Beneath this task is a listing; retype all of it exactly.

» **Supplied entries**:

━━━━━━━━

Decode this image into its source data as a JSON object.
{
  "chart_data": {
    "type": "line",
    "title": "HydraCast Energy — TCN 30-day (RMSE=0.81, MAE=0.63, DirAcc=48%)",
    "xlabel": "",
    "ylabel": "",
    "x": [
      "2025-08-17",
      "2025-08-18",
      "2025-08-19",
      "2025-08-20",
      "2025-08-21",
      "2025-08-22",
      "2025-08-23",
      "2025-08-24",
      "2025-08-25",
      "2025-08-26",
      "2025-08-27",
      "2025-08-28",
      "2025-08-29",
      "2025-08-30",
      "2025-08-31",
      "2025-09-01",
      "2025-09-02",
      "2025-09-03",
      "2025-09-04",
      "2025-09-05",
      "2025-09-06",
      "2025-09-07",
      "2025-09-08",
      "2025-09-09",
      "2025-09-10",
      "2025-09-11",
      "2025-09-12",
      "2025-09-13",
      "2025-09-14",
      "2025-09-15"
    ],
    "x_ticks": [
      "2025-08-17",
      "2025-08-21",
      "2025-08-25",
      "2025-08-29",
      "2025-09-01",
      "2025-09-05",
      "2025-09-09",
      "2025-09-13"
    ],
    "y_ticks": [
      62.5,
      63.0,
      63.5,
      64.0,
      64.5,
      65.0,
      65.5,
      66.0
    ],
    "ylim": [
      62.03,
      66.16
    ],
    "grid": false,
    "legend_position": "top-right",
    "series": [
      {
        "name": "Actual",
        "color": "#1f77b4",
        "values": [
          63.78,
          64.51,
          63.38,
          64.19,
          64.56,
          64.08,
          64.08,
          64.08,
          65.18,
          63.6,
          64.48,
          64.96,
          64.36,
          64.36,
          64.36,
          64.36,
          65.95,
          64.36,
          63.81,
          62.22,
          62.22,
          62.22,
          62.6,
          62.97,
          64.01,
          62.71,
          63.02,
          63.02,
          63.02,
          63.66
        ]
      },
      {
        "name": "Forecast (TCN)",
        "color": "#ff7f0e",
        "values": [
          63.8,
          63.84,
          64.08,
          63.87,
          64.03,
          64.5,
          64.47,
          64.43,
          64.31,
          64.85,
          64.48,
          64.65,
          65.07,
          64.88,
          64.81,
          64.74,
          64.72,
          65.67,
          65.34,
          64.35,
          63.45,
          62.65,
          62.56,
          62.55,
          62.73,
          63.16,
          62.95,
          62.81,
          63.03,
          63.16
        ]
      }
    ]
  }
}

━━━━━━━━

» **Output below**:
Decode this image into its source data as a JSON object.
{
  "chart_data": {
    "type": "line",
    "title": "HydraCast Energy — TCN 30-day (RMSE=0.81, MAE=0.63, DirAcc=48%)",
    "xlabel": "",
    "ylabel": "",
    "x": [
      "2025-08-17",
      "2025-08-18",
      "2025-08-19",
      "2025-08-20",
      "2025-08-21",
      "2025-08-22",
      "2025-08-23",
      "2025-08-24",
      "2025-08-25",
      "2025-08-26",
      "2025-08-27",
      "2025-08-28",
      "2025-08-29",
      "2025-08-30",
      "2025-08-31",
      "2025-09-01",
      "2025-09-02",
      "2025-09-03",
      "2025-09-04",
      "2025-09-05",
      "2025-09-06",
      "2025-09-07",
      "2025-09-08",
      "2025-09-09",
      "2025-09-10",
      "2025-09-11",
      "2025-09-12",
      "2025-09-13",
      "2025-09-14",
      "2025-09-15"
    ],
    "x_ticks": [
      "2025-08-17",
      "2025-08-21",
      "2025-08-25",
      "2025-08-29",
      "2025-09-01",
      "2025-09-05",
      "2025-09-09",
      "2025-09-13"
    ],
    "y_ticks": [
      62.5,
      63.0,
      63.5,
      64.0,
      64.5,
      65.0,
      65.5,
      66.0
    ],
    "ylim": [
      62.03,
      66.16
    ],
    "grid": false,
    "legend_position": "top-right",
    "series": [
      {
        "name": "Actual",
        "color": "#1f77b4",
        "values": [
          63.78,
          64.51,
          63.38,
          64.19,
          64.56,
          64.08,
          64.08,
          64.08,
          65.18,
          63.6,
          64.48,
          64.96,
          64.36,
          64.36,
          64.36,
          64.36,
          65.95,
          64.36,
          63.81,
          62.22,
          62.22,
          62.22,
          62.6,
          62.97,
          64.01,
          62.71,
          63.02,
          63.02,
          63.02,
          63.66
        ]
      },
      {
        "name": "Forecast (TCN)",
        "color": "#ff7f0e",
        "values": [
          63.8,
          63.84,
          64.08,
          63.87,
          64.03,
          64.5,
          64.47,
          64.43,
          64.31,
          64.85,
          64.48,
          64.65,
          65.07,
          64.88,
          64.81,
          64.74,
          64.72,
          65.67,
          65.34,
          64.35,
          63.45,
          62.65,
          62.56,
          62.55,
          62.73,
          63.16,
          62.95,
          62.81,
          63.03,
          63.16
        ]
      }
    ]
  }
}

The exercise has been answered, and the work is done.